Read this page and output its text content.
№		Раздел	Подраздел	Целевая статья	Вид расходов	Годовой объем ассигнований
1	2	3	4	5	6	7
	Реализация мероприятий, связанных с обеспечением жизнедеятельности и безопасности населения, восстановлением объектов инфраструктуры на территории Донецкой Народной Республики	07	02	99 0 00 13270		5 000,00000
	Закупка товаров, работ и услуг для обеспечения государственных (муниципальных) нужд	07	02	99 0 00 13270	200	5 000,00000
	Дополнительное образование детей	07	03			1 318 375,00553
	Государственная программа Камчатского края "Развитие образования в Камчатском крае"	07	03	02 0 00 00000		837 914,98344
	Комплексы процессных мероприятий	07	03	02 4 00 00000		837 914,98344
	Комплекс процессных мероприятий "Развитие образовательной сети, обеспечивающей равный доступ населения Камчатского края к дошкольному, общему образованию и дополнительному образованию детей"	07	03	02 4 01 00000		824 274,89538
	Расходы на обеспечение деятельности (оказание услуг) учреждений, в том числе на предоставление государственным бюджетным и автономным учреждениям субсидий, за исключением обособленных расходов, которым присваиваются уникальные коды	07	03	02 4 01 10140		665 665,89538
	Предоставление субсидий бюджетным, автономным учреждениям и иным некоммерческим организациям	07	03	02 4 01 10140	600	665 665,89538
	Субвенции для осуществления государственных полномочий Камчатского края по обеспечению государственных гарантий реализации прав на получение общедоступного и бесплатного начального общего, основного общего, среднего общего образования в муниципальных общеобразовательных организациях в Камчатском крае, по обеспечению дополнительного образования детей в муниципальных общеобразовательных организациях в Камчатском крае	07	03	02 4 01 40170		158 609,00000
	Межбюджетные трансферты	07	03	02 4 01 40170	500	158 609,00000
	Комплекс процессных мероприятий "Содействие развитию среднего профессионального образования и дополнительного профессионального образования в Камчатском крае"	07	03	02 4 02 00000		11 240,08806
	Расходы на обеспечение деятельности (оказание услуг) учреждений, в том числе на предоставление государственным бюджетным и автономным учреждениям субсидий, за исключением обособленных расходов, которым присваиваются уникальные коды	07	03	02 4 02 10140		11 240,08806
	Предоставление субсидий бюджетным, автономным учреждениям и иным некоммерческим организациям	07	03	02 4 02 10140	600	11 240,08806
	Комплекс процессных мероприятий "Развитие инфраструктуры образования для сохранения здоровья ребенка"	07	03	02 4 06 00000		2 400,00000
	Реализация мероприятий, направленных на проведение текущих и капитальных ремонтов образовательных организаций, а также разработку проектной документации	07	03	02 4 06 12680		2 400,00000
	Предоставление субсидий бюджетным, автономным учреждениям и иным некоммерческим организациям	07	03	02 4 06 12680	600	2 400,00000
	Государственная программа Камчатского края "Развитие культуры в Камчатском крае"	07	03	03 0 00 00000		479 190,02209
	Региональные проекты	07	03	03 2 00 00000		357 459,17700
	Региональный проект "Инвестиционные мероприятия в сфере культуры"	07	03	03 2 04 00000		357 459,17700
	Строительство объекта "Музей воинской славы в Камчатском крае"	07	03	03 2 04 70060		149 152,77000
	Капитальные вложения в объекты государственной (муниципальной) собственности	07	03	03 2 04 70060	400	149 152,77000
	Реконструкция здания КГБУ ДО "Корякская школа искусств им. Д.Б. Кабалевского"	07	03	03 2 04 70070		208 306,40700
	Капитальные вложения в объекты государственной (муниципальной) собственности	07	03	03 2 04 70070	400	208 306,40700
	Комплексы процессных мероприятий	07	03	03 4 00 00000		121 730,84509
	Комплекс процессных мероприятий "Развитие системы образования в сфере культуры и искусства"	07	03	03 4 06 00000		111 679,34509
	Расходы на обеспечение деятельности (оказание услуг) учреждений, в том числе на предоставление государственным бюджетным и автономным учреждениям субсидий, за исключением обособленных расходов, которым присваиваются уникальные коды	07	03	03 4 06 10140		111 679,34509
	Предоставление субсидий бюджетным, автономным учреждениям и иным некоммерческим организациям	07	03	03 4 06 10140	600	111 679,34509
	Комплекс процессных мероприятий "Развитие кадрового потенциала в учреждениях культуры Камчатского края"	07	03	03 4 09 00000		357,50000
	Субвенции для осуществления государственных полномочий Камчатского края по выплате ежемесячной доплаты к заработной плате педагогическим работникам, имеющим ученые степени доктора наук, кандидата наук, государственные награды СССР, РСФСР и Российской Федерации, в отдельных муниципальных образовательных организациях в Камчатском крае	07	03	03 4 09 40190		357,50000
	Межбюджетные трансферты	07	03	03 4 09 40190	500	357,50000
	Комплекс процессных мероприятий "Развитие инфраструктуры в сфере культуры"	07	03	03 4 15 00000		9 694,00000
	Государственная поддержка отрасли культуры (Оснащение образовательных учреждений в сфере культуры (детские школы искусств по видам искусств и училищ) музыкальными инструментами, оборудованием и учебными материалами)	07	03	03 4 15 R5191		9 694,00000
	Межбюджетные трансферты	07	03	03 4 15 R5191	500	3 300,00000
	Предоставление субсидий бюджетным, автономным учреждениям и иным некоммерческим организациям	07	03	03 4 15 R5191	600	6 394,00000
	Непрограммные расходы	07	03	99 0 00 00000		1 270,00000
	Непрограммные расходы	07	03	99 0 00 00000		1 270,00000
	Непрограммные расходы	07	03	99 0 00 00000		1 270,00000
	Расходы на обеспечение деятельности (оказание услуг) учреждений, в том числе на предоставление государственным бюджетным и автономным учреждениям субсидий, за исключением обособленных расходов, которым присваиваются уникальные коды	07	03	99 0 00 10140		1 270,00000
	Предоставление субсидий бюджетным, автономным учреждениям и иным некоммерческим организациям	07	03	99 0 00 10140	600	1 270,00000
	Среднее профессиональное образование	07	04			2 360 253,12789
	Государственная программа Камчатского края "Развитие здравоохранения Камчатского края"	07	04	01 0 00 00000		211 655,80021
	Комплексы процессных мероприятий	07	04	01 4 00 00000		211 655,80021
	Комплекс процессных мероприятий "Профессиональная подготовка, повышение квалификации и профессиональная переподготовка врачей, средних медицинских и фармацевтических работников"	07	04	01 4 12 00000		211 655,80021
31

|---|

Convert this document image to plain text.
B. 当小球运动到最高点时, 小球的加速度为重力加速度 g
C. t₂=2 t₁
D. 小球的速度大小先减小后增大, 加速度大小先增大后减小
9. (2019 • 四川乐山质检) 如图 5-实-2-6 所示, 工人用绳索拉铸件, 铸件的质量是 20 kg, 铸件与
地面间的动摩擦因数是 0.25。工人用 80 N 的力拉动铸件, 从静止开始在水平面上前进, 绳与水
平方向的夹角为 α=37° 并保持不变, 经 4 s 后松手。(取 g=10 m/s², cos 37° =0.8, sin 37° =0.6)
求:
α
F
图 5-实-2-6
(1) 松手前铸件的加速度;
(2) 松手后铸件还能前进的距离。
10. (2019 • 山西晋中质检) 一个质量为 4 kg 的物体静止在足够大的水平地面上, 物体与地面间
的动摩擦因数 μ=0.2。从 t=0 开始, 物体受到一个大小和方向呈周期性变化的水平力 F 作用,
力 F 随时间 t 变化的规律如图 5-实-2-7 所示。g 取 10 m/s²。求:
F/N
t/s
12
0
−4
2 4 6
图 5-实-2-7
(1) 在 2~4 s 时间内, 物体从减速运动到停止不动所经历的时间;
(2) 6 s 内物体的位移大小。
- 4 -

|---|

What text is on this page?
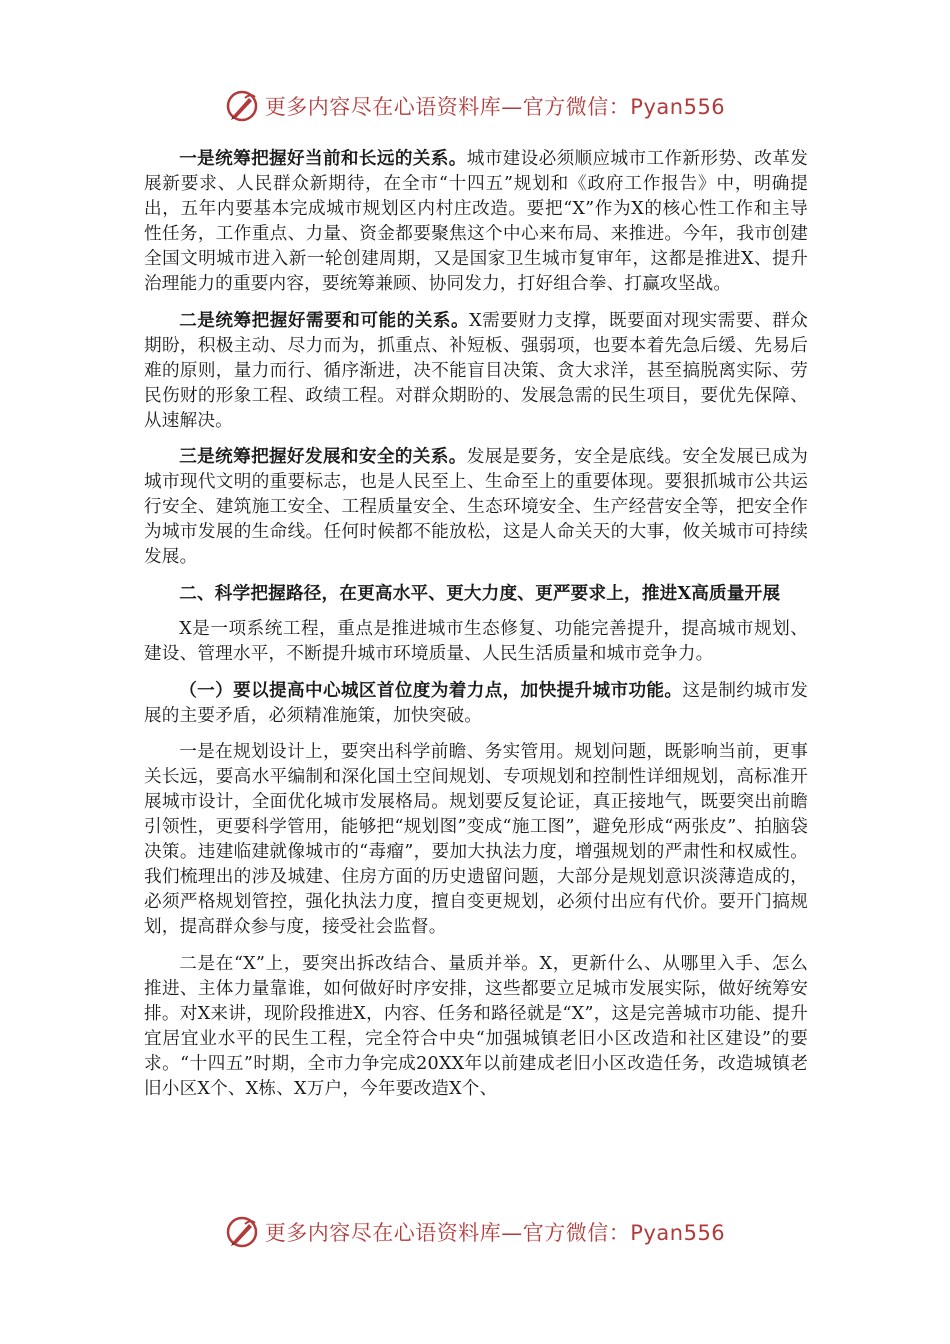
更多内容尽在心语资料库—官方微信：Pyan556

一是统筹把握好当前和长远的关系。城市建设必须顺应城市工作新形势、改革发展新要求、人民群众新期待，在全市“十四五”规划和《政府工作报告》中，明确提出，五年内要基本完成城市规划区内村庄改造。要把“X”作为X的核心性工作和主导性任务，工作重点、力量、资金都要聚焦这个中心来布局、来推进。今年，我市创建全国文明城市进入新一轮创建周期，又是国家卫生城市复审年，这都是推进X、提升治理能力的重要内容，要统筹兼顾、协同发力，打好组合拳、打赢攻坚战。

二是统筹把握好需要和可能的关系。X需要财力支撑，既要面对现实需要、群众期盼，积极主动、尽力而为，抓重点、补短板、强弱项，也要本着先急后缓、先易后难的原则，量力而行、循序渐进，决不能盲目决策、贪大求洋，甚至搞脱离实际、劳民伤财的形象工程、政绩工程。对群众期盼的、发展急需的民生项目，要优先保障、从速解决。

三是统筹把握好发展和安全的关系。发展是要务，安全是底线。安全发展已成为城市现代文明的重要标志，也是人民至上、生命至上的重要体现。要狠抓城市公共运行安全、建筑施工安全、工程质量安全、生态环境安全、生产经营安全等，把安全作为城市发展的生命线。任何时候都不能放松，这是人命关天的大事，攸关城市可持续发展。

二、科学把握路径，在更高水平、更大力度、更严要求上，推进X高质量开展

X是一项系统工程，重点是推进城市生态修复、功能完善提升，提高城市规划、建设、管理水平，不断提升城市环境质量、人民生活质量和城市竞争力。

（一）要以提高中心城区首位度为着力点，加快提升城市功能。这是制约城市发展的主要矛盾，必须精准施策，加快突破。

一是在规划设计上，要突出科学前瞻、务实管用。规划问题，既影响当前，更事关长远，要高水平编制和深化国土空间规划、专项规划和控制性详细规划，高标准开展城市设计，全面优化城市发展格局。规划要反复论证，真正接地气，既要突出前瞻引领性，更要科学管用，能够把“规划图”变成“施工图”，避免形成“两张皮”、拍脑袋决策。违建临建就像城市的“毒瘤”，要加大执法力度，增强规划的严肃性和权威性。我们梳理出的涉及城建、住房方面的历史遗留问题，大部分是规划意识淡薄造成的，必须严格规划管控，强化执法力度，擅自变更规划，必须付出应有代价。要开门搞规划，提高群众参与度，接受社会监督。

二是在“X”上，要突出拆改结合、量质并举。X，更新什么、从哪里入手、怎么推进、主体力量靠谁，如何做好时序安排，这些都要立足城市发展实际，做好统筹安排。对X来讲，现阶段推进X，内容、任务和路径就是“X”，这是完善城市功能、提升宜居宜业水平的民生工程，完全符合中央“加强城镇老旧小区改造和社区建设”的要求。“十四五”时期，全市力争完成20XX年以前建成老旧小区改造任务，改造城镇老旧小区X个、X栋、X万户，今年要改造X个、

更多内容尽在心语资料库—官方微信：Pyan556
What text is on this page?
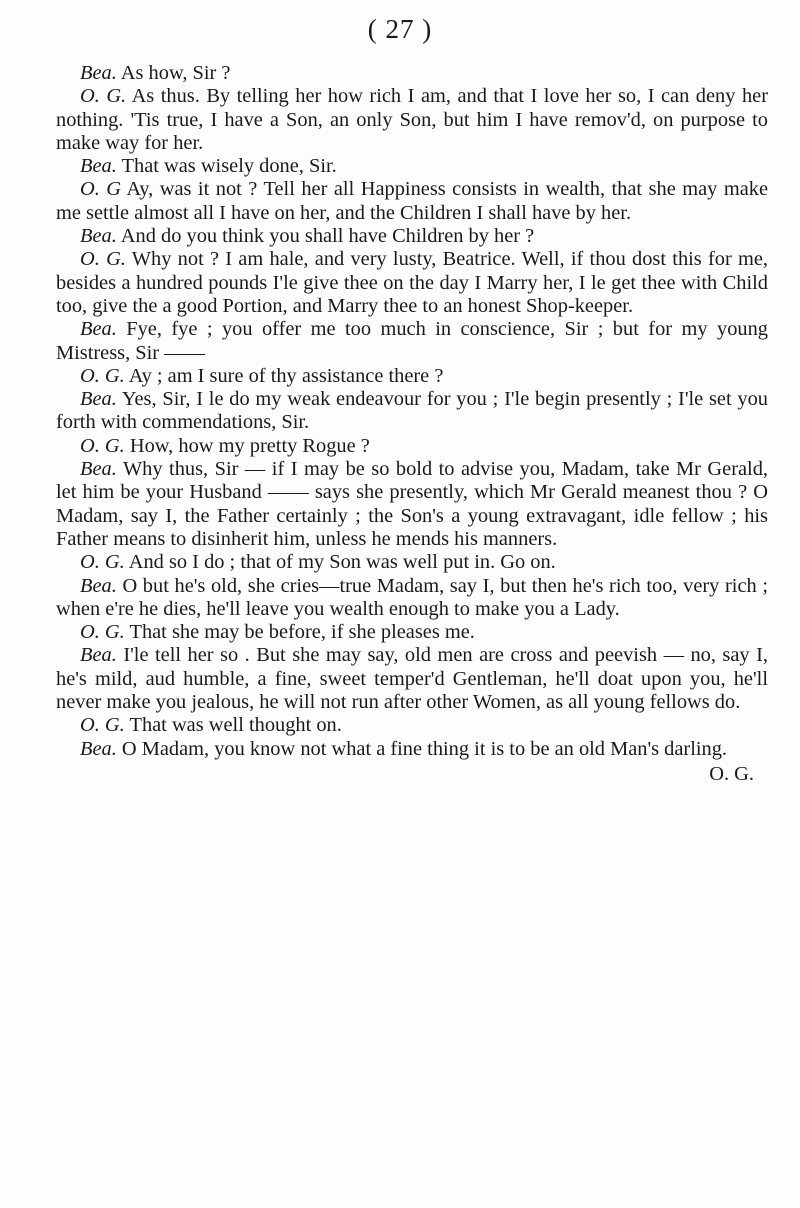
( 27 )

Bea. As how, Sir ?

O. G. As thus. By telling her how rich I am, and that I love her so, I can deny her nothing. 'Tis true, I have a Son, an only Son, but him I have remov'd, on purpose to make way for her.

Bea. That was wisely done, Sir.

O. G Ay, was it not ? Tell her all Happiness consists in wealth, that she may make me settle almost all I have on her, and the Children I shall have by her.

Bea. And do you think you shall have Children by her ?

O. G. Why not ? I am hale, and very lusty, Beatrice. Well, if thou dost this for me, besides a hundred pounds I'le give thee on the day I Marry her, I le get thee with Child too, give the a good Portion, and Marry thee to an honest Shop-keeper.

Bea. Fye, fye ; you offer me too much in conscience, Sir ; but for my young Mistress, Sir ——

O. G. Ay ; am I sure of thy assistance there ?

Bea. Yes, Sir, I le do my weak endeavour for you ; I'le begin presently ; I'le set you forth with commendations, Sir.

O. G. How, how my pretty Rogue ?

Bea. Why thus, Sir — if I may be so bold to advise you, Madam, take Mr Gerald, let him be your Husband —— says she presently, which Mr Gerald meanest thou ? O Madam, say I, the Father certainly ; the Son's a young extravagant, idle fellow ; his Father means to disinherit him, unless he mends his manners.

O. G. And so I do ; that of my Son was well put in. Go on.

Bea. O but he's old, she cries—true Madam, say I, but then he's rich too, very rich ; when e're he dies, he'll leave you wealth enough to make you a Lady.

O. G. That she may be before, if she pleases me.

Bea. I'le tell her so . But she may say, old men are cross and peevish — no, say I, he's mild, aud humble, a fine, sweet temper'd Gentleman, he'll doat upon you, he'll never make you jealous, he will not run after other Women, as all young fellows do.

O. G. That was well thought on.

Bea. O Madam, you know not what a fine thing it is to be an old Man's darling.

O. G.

|---|

● Problem statement:
Determine how many lines include the word "объекты" and report that number by itself.

● Result for this exercise:
2